▶ [Task instructions]
Please restate the records below word for word, leaving out every picture.

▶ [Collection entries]
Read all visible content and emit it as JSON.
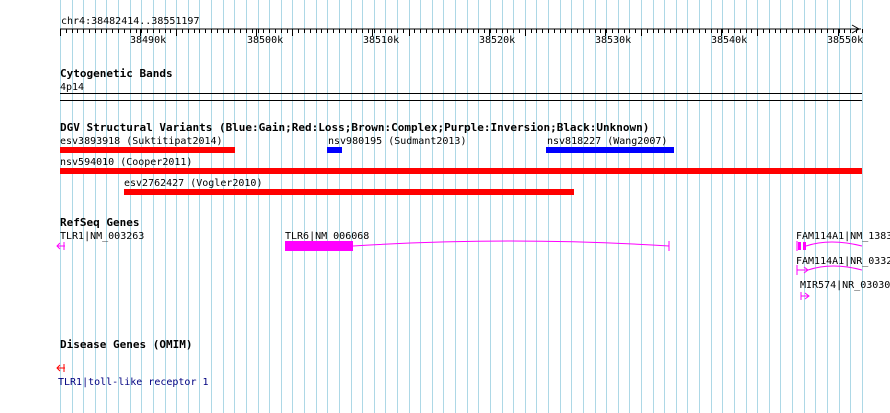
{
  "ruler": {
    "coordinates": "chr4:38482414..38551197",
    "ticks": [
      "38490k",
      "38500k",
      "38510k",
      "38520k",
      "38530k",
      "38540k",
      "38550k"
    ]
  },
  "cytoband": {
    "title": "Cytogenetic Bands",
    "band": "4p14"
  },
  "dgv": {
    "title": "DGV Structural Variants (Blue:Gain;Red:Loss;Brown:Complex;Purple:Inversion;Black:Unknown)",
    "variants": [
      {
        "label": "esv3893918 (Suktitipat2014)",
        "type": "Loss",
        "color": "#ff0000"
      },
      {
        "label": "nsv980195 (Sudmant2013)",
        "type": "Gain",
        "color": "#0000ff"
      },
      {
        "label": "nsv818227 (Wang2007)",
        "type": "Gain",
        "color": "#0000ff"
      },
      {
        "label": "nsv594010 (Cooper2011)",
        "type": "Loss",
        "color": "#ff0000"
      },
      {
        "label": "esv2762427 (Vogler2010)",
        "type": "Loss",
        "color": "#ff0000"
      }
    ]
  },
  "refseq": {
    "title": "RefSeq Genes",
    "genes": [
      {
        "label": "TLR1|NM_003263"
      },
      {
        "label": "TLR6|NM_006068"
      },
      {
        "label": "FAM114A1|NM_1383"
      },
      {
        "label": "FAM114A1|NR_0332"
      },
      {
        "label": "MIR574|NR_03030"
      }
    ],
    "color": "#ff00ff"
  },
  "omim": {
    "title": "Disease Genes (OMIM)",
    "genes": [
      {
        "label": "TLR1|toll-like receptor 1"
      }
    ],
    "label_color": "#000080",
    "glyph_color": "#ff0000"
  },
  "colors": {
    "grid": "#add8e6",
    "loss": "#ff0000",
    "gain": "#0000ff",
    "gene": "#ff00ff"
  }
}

▶ [Response to the exercise]
Read all visible content and emit it as JSON.
{
  "ruler": {
    "coordinates": "chr4:38482414..38551197",
    "ticks": [
      "38490k",
      "38500k",
      "38510k",
      "38520k",
      "38530k",
      "38540k",
      "38550k"
    ]
  },
  "cytoband": {
    "title": "Cytogenetic Bands",
    "band": "4p14"
  },
  "dgv": {
    "title": "DGV Structural Variants (Blue:Gain;Red:Loss;Brown:Complex;Purple:Inversion;Black:Unknown)",
    "variants": [
      {
        "label": "esv3893918 (Suktitipat2014)",
        "type": "Loss",
        "color": "#ff0000"
      },
      {
        "label": "nsv980195 (Sudmant2013)",
        "type": "Gain",
        "color": "#0000ff"
      },
      {
        "label": "nsv818227 (Wang2007)",
        "type": "Gain",
        "color": "#0000ff"
      },
      {
        "label": "nsv594010 (Cooper2011)",
        "type": "Loss",
        "color": "#ff0000"
      },
      {
        "label": "esv2762427 (Vogler2010)",
        "type": "Loss",
        "color": "#ff0000"
      }
    ]
  },
  "refseq": {
    "title": "RefSeq Genes",
    "genes": [
      {
        "label": "TLR1|NM_003263"
      },
      {
        "label": "TLR6|NM_006068"
      },
      {
        "label": "FAM114A1|NM_1383"
      },
      {
        "label": "FAM114A1|NR_0332"
      },
      {
        "label": "MIR574|NR_03030"
      }
    ],
    "color": "#ff00ff"
  },
  "omim": {
    "title": "Disease Genes (OMIM)",
    "genes": [
      {
        "label": "TLR1|toll-like receptor 1"
      }
    ],
    "label_color": "#000080",
    "glyph_color": "#ff0000"
  },
  "colors": {
    "grid": "#add8e6",
    "loss": "#ff0000",
    "gain": "#0000ff",
    "gene": "#ff00ff"
  }
}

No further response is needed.